═════ Material
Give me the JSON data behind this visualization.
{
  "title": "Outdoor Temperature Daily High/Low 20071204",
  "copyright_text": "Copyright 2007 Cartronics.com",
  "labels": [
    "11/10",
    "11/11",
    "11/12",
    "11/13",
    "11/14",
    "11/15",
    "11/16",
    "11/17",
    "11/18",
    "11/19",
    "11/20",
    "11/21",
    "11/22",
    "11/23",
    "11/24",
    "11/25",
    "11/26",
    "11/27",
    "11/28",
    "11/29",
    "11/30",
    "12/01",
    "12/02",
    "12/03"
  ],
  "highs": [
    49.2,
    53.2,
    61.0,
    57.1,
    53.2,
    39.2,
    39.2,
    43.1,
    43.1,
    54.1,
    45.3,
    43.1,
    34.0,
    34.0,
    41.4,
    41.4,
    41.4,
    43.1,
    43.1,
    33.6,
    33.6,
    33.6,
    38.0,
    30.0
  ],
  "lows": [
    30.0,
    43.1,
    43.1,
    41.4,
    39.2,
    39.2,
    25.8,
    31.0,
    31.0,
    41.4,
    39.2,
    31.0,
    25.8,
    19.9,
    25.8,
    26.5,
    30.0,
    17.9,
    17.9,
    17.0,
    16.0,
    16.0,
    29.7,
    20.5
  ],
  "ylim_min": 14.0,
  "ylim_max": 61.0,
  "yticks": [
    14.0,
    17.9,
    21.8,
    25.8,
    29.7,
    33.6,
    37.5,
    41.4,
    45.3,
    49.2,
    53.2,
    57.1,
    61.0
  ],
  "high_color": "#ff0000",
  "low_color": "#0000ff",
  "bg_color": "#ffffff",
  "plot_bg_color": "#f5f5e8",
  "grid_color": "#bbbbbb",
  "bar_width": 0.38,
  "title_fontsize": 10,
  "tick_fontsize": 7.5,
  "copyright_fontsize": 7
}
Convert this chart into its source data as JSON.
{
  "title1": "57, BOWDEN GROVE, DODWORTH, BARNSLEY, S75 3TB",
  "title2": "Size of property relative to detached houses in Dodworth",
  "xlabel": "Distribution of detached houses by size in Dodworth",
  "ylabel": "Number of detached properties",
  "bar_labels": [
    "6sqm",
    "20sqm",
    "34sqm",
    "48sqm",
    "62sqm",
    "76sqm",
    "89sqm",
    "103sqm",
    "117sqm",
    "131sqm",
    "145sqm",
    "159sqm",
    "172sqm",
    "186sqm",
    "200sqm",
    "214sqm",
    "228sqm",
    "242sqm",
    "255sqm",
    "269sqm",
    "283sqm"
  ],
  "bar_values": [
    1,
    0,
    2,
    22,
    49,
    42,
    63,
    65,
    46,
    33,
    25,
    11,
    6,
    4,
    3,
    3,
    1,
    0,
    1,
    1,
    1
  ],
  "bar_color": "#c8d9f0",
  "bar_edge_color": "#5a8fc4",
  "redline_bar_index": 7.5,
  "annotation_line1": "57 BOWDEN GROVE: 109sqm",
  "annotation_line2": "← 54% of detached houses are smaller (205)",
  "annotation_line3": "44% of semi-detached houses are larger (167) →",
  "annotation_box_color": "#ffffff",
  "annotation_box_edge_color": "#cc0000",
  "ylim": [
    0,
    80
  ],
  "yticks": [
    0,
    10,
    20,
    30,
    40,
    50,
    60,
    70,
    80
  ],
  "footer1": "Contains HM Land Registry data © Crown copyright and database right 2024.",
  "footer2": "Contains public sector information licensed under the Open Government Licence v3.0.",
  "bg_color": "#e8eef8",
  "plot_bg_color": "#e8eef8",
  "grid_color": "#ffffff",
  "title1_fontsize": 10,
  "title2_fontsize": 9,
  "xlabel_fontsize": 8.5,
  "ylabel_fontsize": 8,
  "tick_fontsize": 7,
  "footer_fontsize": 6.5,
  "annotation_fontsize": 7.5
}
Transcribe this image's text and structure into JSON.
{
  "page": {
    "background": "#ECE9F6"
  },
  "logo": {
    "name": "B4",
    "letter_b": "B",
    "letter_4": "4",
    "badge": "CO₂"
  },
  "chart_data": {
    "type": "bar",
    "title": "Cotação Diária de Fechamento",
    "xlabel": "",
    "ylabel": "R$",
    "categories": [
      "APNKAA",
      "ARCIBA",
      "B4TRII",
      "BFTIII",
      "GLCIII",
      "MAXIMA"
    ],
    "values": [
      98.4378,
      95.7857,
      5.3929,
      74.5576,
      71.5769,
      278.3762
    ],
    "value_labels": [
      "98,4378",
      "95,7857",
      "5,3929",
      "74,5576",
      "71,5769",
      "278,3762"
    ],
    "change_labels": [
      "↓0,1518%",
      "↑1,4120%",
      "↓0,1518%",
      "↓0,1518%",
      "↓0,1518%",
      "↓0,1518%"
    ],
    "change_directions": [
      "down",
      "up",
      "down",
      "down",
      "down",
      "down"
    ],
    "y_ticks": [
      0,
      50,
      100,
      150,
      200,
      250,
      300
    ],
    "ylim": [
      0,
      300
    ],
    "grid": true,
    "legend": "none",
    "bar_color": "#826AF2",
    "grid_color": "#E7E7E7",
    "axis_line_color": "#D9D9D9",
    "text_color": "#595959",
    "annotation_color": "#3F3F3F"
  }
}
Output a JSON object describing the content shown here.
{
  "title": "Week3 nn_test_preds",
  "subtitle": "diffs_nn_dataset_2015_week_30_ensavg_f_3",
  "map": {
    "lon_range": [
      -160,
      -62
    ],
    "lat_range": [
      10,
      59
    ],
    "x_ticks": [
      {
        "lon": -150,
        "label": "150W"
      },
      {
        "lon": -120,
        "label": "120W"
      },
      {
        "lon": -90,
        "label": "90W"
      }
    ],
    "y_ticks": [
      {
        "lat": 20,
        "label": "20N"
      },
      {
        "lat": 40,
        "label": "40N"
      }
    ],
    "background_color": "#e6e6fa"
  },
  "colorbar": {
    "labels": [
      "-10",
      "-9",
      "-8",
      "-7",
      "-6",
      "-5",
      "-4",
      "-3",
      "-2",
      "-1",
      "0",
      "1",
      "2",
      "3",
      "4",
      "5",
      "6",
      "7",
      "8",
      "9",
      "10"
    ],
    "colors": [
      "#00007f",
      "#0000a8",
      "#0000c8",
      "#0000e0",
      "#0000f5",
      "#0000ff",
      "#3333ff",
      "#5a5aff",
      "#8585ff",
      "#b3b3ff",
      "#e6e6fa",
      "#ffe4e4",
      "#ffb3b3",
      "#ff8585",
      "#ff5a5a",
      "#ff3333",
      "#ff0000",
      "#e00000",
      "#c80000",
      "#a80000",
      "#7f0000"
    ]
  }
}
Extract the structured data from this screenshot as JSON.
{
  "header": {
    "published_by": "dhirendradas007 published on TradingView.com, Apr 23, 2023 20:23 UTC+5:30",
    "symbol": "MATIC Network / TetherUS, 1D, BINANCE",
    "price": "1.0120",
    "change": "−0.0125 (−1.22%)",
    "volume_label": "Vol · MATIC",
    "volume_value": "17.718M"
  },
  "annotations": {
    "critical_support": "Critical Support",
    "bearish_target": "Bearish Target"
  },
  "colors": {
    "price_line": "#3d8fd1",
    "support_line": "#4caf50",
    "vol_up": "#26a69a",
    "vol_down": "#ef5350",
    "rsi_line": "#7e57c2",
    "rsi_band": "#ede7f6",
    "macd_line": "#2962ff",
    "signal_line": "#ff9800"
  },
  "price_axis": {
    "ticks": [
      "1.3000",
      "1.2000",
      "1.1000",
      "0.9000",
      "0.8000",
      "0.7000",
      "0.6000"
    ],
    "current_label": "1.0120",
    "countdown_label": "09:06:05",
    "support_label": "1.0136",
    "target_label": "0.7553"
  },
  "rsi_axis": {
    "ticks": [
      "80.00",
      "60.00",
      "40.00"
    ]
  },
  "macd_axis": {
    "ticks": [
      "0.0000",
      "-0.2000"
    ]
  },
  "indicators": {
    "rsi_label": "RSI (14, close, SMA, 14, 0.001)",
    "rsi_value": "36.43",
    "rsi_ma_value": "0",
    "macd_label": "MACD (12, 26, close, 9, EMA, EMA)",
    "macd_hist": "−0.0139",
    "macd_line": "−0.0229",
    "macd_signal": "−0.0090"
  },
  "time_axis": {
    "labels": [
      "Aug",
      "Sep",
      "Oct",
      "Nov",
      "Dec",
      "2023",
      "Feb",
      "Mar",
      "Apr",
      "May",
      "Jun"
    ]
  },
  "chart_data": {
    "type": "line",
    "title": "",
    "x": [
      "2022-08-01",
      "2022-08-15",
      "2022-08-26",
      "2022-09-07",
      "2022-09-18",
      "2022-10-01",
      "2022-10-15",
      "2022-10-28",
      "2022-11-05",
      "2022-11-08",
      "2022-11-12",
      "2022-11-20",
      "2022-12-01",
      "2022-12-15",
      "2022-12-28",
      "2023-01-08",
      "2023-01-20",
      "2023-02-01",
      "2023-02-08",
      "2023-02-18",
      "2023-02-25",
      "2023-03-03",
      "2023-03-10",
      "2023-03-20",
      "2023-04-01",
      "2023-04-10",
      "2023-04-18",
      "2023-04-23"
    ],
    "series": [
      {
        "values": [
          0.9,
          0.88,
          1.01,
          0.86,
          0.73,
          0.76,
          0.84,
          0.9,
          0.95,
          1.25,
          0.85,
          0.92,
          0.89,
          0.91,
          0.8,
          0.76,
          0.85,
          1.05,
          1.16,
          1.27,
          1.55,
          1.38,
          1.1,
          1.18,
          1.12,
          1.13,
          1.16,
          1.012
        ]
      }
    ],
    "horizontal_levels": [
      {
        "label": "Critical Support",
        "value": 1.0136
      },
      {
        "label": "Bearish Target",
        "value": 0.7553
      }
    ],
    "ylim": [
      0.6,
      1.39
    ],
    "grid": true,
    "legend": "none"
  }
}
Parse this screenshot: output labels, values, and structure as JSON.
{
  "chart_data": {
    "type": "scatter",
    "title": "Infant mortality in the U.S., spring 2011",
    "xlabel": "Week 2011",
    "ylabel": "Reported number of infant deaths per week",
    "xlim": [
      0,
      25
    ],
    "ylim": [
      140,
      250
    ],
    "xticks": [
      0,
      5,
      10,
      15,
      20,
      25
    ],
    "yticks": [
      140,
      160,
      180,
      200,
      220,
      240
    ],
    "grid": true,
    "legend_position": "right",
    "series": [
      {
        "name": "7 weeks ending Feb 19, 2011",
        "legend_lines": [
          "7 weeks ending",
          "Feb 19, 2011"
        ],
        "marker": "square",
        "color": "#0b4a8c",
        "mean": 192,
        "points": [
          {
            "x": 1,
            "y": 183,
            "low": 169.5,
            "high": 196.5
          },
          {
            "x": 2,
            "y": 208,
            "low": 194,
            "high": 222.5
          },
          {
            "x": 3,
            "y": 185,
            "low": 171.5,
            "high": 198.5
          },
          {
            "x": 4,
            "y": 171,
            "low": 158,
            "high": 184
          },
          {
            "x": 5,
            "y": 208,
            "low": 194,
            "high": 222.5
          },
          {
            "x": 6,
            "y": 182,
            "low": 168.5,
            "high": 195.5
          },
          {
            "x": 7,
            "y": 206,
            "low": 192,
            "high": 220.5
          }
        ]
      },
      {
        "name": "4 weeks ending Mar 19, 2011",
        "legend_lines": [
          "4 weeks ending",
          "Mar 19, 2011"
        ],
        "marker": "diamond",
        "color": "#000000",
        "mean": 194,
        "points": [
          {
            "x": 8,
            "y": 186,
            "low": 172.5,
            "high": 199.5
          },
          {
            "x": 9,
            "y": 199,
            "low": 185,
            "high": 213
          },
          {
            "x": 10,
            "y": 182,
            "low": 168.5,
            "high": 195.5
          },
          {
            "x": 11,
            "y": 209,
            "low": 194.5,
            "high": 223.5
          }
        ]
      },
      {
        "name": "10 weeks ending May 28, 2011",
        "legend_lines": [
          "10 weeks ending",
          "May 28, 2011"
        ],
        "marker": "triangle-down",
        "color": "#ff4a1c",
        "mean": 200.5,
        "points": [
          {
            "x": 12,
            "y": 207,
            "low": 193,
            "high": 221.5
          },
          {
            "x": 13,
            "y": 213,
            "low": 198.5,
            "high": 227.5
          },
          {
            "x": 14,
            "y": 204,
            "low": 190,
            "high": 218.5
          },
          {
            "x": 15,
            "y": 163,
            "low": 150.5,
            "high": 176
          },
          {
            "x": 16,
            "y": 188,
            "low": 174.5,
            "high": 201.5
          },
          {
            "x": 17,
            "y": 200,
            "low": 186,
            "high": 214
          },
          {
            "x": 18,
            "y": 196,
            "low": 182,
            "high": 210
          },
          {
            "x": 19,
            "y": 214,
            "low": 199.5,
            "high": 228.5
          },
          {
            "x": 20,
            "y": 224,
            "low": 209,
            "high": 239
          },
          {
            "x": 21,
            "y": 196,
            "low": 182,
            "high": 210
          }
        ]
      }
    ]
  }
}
══════════
## Directive
Return every line holding the word "GROVE" from the records.

## Result of the exercise
  "title1": "57, BOWDEN GROVE, DODWORTH, BARNSLEY, S75 3TB",
  "annotation_line1": "57 BOWDEN GROVE: 109sqm",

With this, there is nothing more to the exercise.